Can you edit the lines below so that each "x-tick-label" becomes "x-axis-tick", with nothing else changed and the pictures left out?

Dataset rows

+++

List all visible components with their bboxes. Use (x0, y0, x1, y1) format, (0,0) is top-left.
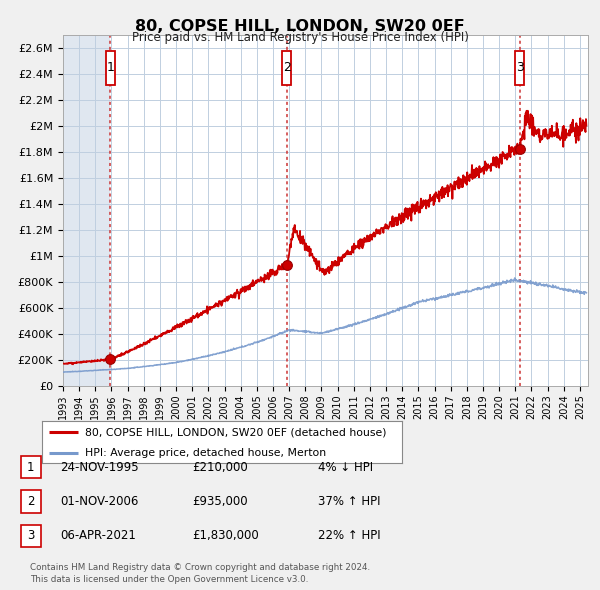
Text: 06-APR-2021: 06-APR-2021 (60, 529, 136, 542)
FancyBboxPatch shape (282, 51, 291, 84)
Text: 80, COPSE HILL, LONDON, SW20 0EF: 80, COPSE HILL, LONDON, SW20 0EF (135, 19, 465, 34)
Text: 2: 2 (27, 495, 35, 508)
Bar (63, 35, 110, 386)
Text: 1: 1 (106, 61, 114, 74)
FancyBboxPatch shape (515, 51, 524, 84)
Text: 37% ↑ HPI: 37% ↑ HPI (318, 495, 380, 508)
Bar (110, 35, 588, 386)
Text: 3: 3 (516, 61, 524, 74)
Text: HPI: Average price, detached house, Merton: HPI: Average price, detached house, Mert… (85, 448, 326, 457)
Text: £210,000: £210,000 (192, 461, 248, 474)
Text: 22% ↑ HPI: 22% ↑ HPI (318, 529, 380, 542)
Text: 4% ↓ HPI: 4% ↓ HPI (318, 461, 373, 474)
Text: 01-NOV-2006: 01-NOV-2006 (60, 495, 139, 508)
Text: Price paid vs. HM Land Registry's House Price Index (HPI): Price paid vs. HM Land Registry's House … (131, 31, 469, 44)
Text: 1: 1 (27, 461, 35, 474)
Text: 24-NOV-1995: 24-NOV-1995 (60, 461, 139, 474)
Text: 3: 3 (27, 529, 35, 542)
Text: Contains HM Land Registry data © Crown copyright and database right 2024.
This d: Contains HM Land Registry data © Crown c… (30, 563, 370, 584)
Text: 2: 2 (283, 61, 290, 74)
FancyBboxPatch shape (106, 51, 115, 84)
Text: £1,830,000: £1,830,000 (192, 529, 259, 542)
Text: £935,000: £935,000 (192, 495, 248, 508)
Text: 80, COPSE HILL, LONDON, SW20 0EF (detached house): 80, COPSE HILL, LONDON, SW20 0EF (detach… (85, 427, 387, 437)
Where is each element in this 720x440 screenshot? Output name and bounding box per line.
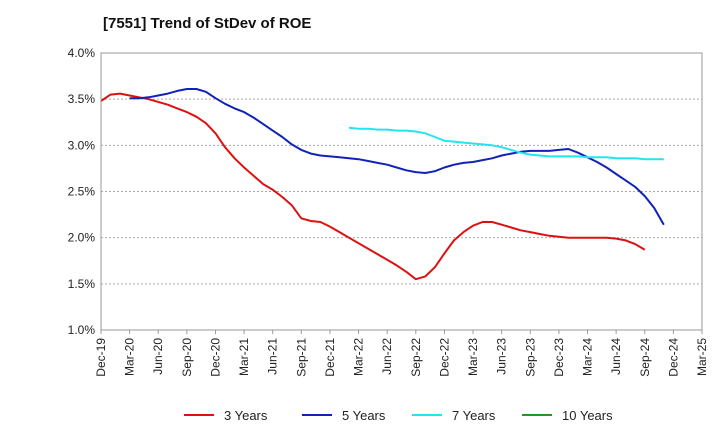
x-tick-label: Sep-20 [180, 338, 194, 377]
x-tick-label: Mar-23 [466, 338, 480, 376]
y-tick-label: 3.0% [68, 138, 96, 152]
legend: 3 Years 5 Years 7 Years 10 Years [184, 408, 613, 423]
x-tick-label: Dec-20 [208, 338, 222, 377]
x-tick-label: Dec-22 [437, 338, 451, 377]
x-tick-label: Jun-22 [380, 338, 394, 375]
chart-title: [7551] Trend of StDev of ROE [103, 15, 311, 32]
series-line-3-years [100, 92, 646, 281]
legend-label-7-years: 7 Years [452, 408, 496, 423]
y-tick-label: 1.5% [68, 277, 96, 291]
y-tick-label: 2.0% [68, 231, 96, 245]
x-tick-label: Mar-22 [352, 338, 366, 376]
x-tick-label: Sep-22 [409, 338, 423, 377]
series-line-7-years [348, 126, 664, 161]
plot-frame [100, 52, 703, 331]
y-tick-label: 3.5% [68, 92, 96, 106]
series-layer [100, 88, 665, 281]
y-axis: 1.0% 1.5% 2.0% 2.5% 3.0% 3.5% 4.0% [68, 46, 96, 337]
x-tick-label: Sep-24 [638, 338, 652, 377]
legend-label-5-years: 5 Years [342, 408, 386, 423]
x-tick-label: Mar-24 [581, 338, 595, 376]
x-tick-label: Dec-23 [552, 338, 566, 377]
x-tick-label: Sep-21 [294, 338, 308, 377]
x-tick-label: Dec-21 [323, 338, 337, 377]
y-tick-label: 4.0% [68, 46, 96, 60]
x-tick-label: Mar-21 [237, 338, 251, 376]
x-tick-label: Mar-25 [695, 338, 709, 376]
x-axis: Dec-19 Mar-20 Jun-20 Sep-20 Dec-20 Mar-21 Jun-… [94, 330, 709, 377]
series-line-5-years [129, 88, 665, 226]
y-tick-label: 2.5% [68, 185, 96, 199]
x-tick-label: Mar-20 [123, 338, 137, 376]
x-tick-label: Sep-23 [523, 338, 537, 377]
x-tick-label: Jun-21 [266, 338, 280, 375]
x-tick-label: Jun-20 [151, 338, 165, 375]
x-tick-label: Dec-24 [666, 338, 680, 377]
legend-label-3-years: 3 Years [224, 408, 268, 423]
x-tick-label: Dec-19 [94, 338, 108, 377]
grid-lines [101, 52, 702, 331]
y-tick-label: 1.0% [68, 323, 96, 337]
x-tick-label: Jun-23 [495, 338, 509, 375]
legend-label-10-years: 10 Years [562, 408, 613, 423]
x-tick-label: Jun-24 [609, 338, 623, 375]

+++

RESULT -
List all visible components with their bboxes. Use (x0, y0, x1, y1) format, (0,0) is top-left.
Text: 06-APR-2021: 06-APR-2021 (60, 529, 136, 542)
FancyBboxPatch shape (282, 51, 291, 84)
Text: 80, COPSE HILL, LONDON, SW20 0EF: 80, COPSE HILL, LONDON, SW20 0EF (135, 19, 465, 34)
Text: 2: 2 (27, 495, 35, 508)
Bar (63, 35, 110, 386)
Text: 1: 1 (106, 61, 114, 74)
FancyBboxPatch shape (515, 51, 524, 84)
Text: 37% ↑ HPI: 37% ↑ HPI (318, 495, 380, 508)
Bar (110, 35, 588, 386)
Text: 3: 3 (516, 61, 524, 74)
Text: HPI: Average price, detached house, Merton: HPI: Average price, detached house, Mert… (85, 448, 326, 457)
Text: £210,000: £210,000 (192, 461, 248, 474)
Text: 22% ↑ HPI: 22% ↑ HPI (318, 529, 380, 542)
Text: 4% ↓ HPI: 4% ↓ HPI (318, 461, 373, 474)
Text: 01-NOV-2006: 01-NOV-2006 (60, 495, 139, 508)
Text: Price paid vs. HM Land Registry's House Price Index (HPI): Price paid vs. HM Land Registry's House … (131, 31, 469, 44)
Text: 1: 1 (27, 461, 35, 474)
Text: 24-NOV-1995: 24-NOV-1995 (60, 461, 139, 474)
Text: 3: 3 (27, 529, 35, 542)
Text: Contains HM Land Registry data © Crown copyright and database right 2024.
This d: Contains HM Land Registry data © Crown c… (30, 563, 370, 584)
Text: 2: 2 (283, 61, 290, 74)
FancyBboxPatch shape (106, 51, 115, 84)
Text: £1,830,000: £1,830,000 (192, 529, 259, 542)
Text: £935,000: £935,000 (192, 495, 248, 508)
Text: 80, COPSE HILL, LONDON, SW20 0EF (detached house): 80, COPSE HILL, LONDON, SW20 0EF (detach… (85, 427, 387, 437)
Where is each element in this 720x440 screenshot? Output name and bounding box per line.
x-axis-tick: Sep-20 [180, 338, 194, 377]
x-axis-tick: Mar-23 [466, 338, 480, 376]
y-tick-label: 3.0% [68, 138, 96, 152]
legend: 3 Years 5 Years 7 Years 10 Years [184, 408, 613, 423]
x-axis-tick: Dec-20 [208, 338, 222, 377]
x-axis-tick: Dec-22 [437, 338, 451, 377]
x-axis-tick: Jun-22 [380, 338, 394, 375]
chart-title: [7551] Trend of StDev of ROE [103, 15, 311, 32]
series-line-3-years [100, 92, 646, 281]
legend-label-7-years: 7 Years [452, 408, 496, 423]
y-tick-label: 1.5% [68, 277, 96, 291]
y-tick-label: 2.0% [68, 231, 96, 245]
x-axis-tick: Mar-22 [352, 338, 366, 376]
x-axis-tick: Sep-22 [409, 338, 423, 377]
series-line-7-years [348, 126, 664, 161]
plot-frame [100, 52, 703, 331]
y-tick-label: 3.5% [68, 92, 96, 106]
series-layer [100, 88, 665, 281]
y-axis: 1.0% 1.5% 2.0% 2.5% 3.0% 3.5% 4.0% [68, 46, 96, 337]
x-axis-tick: Sep-24 [638, 338, 652, 377]
legend-label-5-years: 5 Years [342, 408, 386, 423]
x-axis-tick: Mar-24 [581, 338, 595, 376]
x-axis-tick: Dec-23 [552, 338, 566, 377]
x-axis-tick: Sep-21 [294, 338, 308, 377]
x-axis-tick: Dec-21 [323, 338, 337, 377]
y-tick-label: 4.0% [68, 46, 96, 60]
x-axis-tick: Mar-21 [237, 338, 251, 376]
x-axis-tick: Mar-25 [695, 338, 709, 376]
x-axis: Dec-19 Mar-20 Jun-20 Sep-20 Dec-20 Mar-21 Jun-… [94, 330, 709, 377]
series-line-5-years [129, 88, 665, 226]
y-tick-label: 2.5% [68, 185, 96, 199]
x-axis-tick: Mar-20 [123, 338, 137, 376]
x-axis-tick: Sep-23 [523, 338, 537, 377]
x-axis-tick: Jun-21 [266, 338, 280, 375]
x-axis-tick: Jun-20 [151, 338, 165, 375]
x-axis-tick: Dec-24 [666, 338, 680, 377]
legend-label-3-years: 3 Years [224, 408, 268, 423]
x-axis-tick: Dec-19 [94, 338, 108, 377]
grid-lines [101, 52, 702, 331]
y-tick-label: 1.0% [68, 323, 96, 337]
x-axis-tick: Jun-23 [495, 338, 509, 375]
legend-label-10-years: 10 Years [562, 408, 613, 423]
x-axis-tick: Jun-24 [609, 338, 623, 375]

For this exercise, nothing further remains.